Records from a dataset

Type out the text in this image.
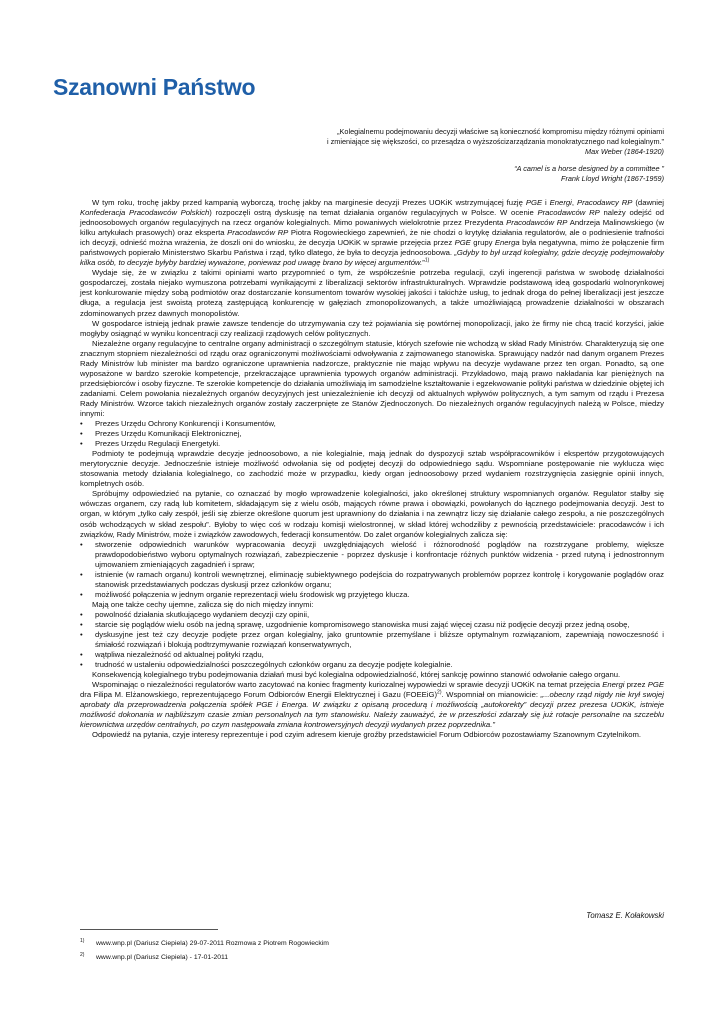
Szanowni Państwo
„Kolegialnemu podejmowaniu decyzji właściwe są konieczność kompromisu między różnymi opiniami
i zmieniające się większości, co przesądza o wyższościzarządzania monokratycznego nad kolegialnym.”
Max Weber (1864-1920)
“A camel is a horse designed by a committee ”
Frank Lloyd Wright (1867-1959)

W tym roku, trochę jakby przed kampanią wyborczą, trochę jakby na marginesie decyzji Prezes UOKiK wstrzymującej fuzję PGE i Energi, Pracodawcy RP (dawniej Konfederacja Pracodawców Polskich) rozpoczęli ostrą dyskusję na temat działania organów regulacyjnych w Polsce. W ocenie Pracodawców RP należy odejść od jednoosobowych organów regulacyjnych na rzecz organów kolegialnych. Mimo powaniwych wielokrotnie przez Prezydenta Pracodawców RP Andrzeja Malinowskiego (w kilku artykułach prasowych) oraz eksperta Pracodawców RP Piotra Rogowieckiego zapewnień, że nie chodzi o krytykę działania regulatorów, ale o podniesienie trafności ich decyzji, odnieść można wrażenia, że doszli oni do wniosku, że decyzja UOKiK w sprawie przejęcia przez PGE grupy Energa była negatywna, mimo że połączenie firm państwowych popierało Ministerstwo Skarbu Państwa i rząd, tylko dlatego, że była to decyzja jednoosobowa. „Gdyby to był urząd kolegialny, gdzie decyzję podejmowałoby kilka osób, to decyzje byłyby bardziej wyważone, poniewaz pod uwagę brano by więcej argumentów.”$^{1)}$

Wydaje się, że w związku z takimi opiniami warto przypomnieć o tym, że współcześnie potrzeba regulacji, czyli ingerencji państwa w swobodę działalności gospodarczej, została niejako wymuszona potrzebami wynikającymi z liberalizacji sektorów infrastrukturalnych. Wprawdzie podstawową ideą gospodarki wolnorynkowej jest konkurowanie między sobą podmiotów oraz dostarczanie konsumentom towarów wysokiej jakości i takichże usług, to jednak droga do pełnej liberalizacji jest jeszcze długa, a regulacja jest swoistą protezą zastępującą konkurencję w gałęziach zmonopolizowanych, a także umożliwiającą prowadzenie działalności w obszarach zdominowanych przez dawnych monopolistów.

W gospodarce istnieją jednak prawie zawsze tendencje do utrzymywania czy też pojawiania się powtórnej monopolizacji, jako że firmy nie chcą tracić korzyści, jakie mogłyby osiągnąć w wyniku koncentracji czy realizacji rządowych celów politycznych.

Niezależne organy regulacyjne to centralne organy administracji o szczególnym statusie, których szefowie nie wchodzą w skład Rady Ministrów. Charakteryzują się one znacznym stopniem niezależności od rządu oraz ograniczonymi możliwościami odwoływania z zajmowanego stanowiska. Sprawujący nadzór nad danym organem Prezes Rady Ministrów lub minister ma bardzo ograniczone uprawnienia nadzorcze, praktycznie nie mając wpływu na decyzje wydawane przez ten organ. Ponadto, są one wyposażone w bardzo szerokie kompetencje, przekraczające uprawnienia typowych organów administracji. Przykładowo, mają prawo nakładania kar pieniężnych na przedsiębiorców i osoby fizyczne. Te szerokie kompetencje do działania umożliwiają im samodzielne kształtowanie i egzekwowanie polityki państwa w dziedzinie objętej ich zadaniami. Celem powołania niezależnych organów decyzyjnych jest uniezależnienie ich decyzji od aktualnych wpływów politycznych, a tym samym od rządu i Prezesa Rady Ministrów. Wzorce takich niezależnych organów zostały zaczerpnięte ze Stanów Zjednoczonych. Do niezależnych organów regulacyjnych należą w Polsce, miedzy innymi:

• Prezes Urzędu Ochrony Konkurencji i Konsumentów,
• Prezes Urzędu Komunikacji Elektronicznej,
• Prezes Urzędu Regulacji Energetyki.

Podmioty te podejmują wprawdzie decyzje jednoosobowo, a nie kolegialnie, mają jednak do dyspozycji sztab współpracowników i ekspertów przygotowujących merytorycznie decyzje. Jednocześnie istnieje możliwość odwołania się od podjętej decyzji do odpowiedniego sądu. Wspomniane postępowanie nie wyklucza więc stosowania metody działania kolegialnego, co zachodzić może w przypadku, kiedy organ jednoosobowy przed wydaniem rozstrzygnięcia zasięgnie opinii innych, kompletnych osób.

Spróbujmy odpowiedzieć na pytanie, co oznaczać by mogło wprowadzenie kolegialności, jako określonej struktury wspomnianych organów. Regulator stałby się wówczas organem, czy radą lub komitetem, składającym się z wielu osób, mających równe prawa i obowiązki, powołanych do łącznego podejmowania decyzji. Jest to organ, w którym „tylko cały zespół, jeśli się zbierze określone quorum jest uprawniony do działania i na zewnątrz liczy się działanie całego zespołu, a nie poszczególnych osób wchodzących w skład zespołu”. Byłoby to więc coś w rodzaju komisji wielostronnej, w skład której wchodziliby z pewnością przedstawiciele: pracodawców i ich związków, Rady Ministrów, może i związków zawodowych, federacji konsumentów. Do zalet organów kolegialnych zalicza się:

• stworzenie odpowiednich warunków wypracowania decyzji uwzględniających wielość i różnorodność poglądów na rozstrzygane problemy, większe prawdopodobieństwo wyboru optymalnych rozwiązań, zabezpieczenie - poprzez dyskusje i konfrontacje różnych punktów widzenia - przed rutyną i jednostronnym ujmowaniem zmieniających zagadnień i spraw;
• istnienie (w ramach organu) kontroli wewnętrznej, eliminację subiektywnego podejścia do rozpatrywanych problemów poprzez kontrolę i korygowanie poglądów oraz stanowisk przedstawianych podczas dyskusji przez członków organu;
• możliwość połączenia w jednym organie reprezentacji wielu środowisk wg przyjętego klucza.

Mają one także cechy ujemne, zalicza się do nich między innymi:

• powolność działania skutkującego wydaniem decyzji czy opinii,
• starcie się poglądów wielu osób na jedną sprawę, uzgodnienie kompromisowego stanowiska musi zająć więcej czasu niż podjęcie decyzji przez jedną osobę,
• dyskusyjne jest też czy decyzje podjęte przez organ kolegialny, jako gruntownie przemyślane i bliższe optymalnym rozwiązaniom, zapewniają nowoczesność i śmiałość rozwiązań i blokują podtrzymywanie rozwiązań konserwatywnych,
• wątpliwa niezależność od aktualnej polityki rządu,
• trudność w ustaleniu odpowiedzialności poszczególnych członków organu za decyzje podjęte kolegialnie.

Konsekwencją kolegialnego trybu podejmowania działań musi być kolegialna odpowiedzialność, której sankcję powinno stanowić odwołanie całego organu.

Wspominając o niezależności regulatorów warto zacytować na koniec fragmenty kuriozalnej wypowiedzi w sprawie decyzji UOKiK na temat przejęcia Energi przez PGE dra Filipa M. Elżanowskiego, reprezentującego Forum Odbiorców Energii Elektrycznej i Gazu (FOEEiG)$^{2)}$. Wspomniał on mianowicie: „...obecny rząd nigdy nie krył swojej aprobaty dla przeprowadzenia połączenia spółek PGE i Energa. W związku z opisaną procedurą i możliwością „autokorekty” decyzji przez prezesa UOKiK, istnieje możliwość dokonania w najbliższym czasie zmian personalnych na tym stanowisku. Należy zauważyć, że w przeszłości zdarzały się już rotacje personalne na szczeblu kierownictwa urzędów centralnych, po czym następowała zmiana kontrowersyjnych decyzji wydanych przez poprzednika.”

Odpowiedź na pytania, czyje interesy reprezentuje i pod czyim adresem kieruje groźby przedstawiciel Forum Odbiorców pozostawiamy Szanownym Czytelnikom.

Tomasz E. Kołakowski
1)	www.wnp.pl (Dariusz Ciepiela) 29-07-2011 Rozmowa z Piotrem Rogowieckim
2)	www.wnp.pl (Dariusz Ciepiela) - 17-01-2011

### What the task asks
Among the lines of the material above, how many include the string "Dariusz"? Report only that number.

### Answer to this exercise
2